### Soal yang diberikan
Tulis ulang tanpa perubahan baris-baris di bawah, mulai dari baris yang memuat "section-2-item-3: 兼行政職公立學校教師 —" dan terus sampai baris yang memuat "connector-bar — [33, 416, 35, 433]", kedua baris itu ikut disertakan.

### Cuplikan baris data
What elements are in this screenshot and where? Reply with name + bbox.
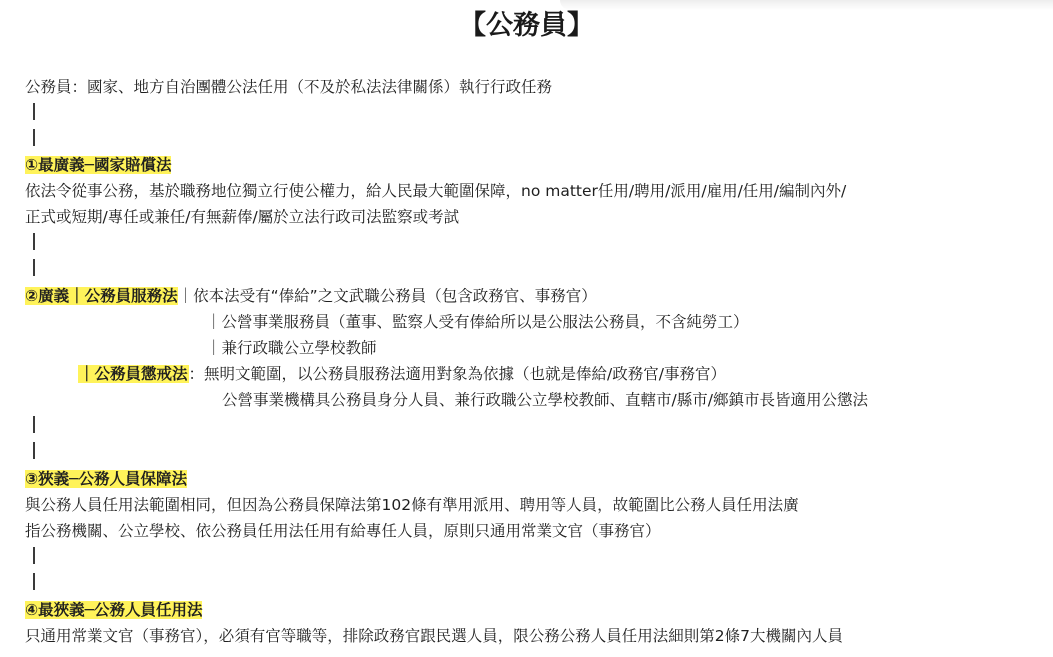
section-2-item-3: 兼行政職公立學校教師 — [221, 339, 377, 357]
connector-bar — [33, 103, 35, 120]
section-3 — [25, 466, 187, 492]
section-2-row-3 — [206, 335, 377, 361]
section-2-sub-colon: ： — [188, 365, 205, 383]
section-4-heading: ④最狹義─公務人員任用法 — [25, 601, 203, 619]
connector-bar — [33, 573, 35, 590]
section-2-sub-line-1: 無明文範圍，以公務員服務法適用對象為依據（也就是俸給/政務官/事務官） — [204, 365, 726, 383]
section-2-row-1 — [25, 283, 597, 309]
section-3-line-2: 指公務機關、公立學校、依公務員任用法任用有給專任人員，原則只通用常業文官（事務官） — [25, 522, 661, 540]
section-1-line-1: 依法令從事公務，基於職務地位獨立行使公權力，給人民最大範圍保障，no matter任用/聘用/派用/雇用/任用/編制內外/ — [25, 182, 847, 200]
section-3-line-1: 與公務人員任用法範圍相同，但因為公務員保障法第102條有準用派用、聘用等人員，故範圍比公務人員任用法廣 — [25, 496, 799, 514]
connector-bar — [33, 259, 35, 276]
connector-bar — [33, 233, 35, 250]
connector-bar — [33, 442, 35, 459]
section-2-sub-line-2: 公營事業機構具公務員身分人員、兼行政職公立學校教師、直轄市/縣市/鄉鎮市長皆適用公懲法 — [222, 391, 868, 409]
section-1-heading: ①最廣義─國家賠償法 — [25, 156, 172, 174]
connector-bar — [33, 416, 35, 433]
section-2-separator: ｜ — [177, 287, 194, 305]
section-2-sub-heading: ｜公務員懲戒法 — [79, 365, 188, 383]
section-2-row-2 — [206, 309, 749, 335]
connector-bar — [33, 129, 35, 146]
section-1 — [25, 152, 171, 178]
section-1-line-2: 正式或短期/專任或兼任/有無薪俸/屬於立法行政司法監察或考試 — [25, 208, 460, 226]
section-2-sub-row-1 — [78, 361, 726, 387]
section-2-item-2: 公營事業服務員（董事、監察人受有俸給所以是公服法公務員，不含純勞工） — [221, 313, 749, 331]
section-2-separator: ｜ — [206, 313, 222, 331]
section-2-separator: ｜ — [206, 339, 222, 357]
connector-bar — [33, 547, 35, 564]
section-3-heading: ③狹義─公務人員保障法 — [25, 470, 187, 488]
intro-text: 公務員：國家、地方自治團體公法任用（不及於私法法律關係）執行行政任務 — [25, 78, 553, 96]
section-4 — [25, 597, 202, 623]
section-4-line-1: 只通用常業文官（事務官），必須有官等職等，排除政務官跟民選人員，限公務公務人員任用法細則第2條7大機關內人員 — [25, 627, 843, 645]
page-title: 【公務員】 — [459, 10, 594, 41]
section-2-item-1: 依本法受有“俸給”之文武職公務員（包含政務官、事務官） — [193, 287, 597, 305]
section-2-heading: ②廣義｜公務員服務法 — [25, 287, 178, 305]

### Hasil di bawah
section-2-item-3: 兼行政職公立學校教師 — [221, 339, 377, 357]
connector-bar — [33, 103, 35, 120]
section-3 — [25, 466, 187, 492]
section-2-row-3 — [206, 335, 377, 361]
section-2-sub-colon: ： — [188, 365, 205, 383]
section-4-heading: ④最狹義─公務人員任用法 — [25, 601, 203, 619]
connector-bar — [33, 573, 35, 590]
section-2-sub-line-1: 無明文範圍，以公務員服務法適用對象為依據（也就是俸給/政務官/事務官） — [204, 365, 726, 383]
section-2-row-1 — [25, 283, 597, 309]
section-3-line-2: 指公務機關、公立學校、依公務員任用法任用有給專任人員，原則只通用常業文官（事務官） — [25, 522, 661, 540]
section-1-line-1: 依法令從事公務，基於職務地位獨立行使公權力，給人民最大範圍保障，no matter任用/聘用/派用/雇用/任用/編制內外/ — [25, 182, 847, 200]
section-3-line-1: 與公務人員任用法範圍相同，但因為公務員保障法第102條有準用派用、聘用等人員，故範圍比公務人員任用法廣 — [25, 496, 799, 514]
connector-bar — [33, 259, 35, 276]
connector-bar — [33, 233, 35, 250]
connector-bar — [33, 442, 35, 459]
section-2-sub-line-2: 公營事業機構具公務員身分人員、兼行政職公立學校教師、直轄市/縣市/鄉鎮市長皆適用公懲法 — [222, 391, 868, 409]
section-1-heading: ①最廣義─國家賠償法 — [25, 156, 172, 174]
connector-bar — [33, 416, 35, 433]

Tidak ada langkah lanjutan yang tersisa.